» Exercise objective
Identify the lines that include the word "China", then copy all of them.

» Dataset extract
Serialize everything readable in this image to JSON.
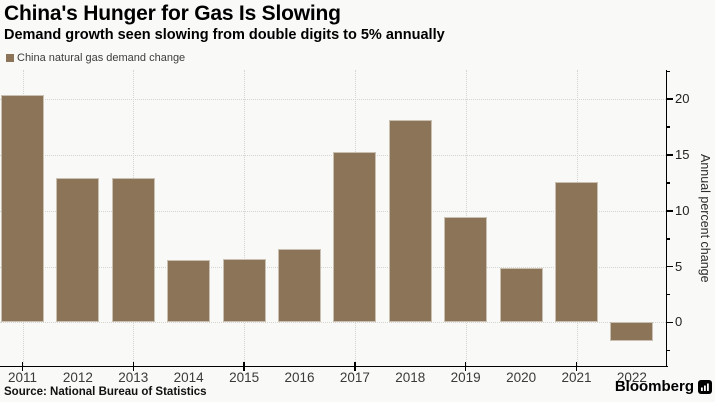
{
  "header": {
    "title": "China's Hunger for Gas Is Slowing",
    "subtitle": "Demand growth seen slowing from double digits to 5% annually"
  },
  "legend": {
    "label": "China natural gas demand change"
  },
  "footer": {
    "source": "Source: National Bureau of Statistics",
    "brand": "Bloomberg"
  },
  "colors": {
    "bar": "#8b7458",
    "background": "#f9f9f8",
    "grid": "#d6d4cf",
    "axis": "#000000"
  },
  "chart_data": {
    "type": "bar",
    "title": "China's Hunger for Gas Is Slowing",
    "subtitle": "Demand growth seen slowing from double digits to 5% annually",
    "series_label": "China natural gas demand change",
    "categories": [
      "2011",
      "2012",
      "2013",
      "2014",
      "2015",
      "2016",
      "2017",
      "2018",
      "2019",
      "2020",
      "2021",
      "2022"
    ],
    "values": [
      20.4,
      12.9,
      12.9,
      5.6,
      5.7,
      6.6,
      15.3,
      18.1,
      9.4,
      4.9,
      12.6,
      -1.7
    ],
    "xlabel": "",
    "ylabel": "Annual percent change",
    "yticks": [
      0,
      5,
      10,
      15,
      20
    ],
    "minor_yticks": [
      -2.5,
      2.5,
      7.5,
      12.5,
      17.5,
      22.5
    ],
    "ylim": [
      -3.85,
      22.6
    ],
    "grid": true,
    "vertical_grid_categories": [
      "2011",
      "2013",
      "2015",
      "2017",
      "2019",
      "2021"
    ],
    "legend_position": "top-left",
    "axis_side": "right",
    "source": "Source: National Bureau of Statistics",
    "brand": "Bloomberg"
  }
}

» Answer to this problem
    "title": "China's Hunger for Gas Is Slowing",
    "label": "China natural gas demand change"
    "title": "China's Hunger for Gas Is Slowing",
    "series_label": "China natural gas demand change",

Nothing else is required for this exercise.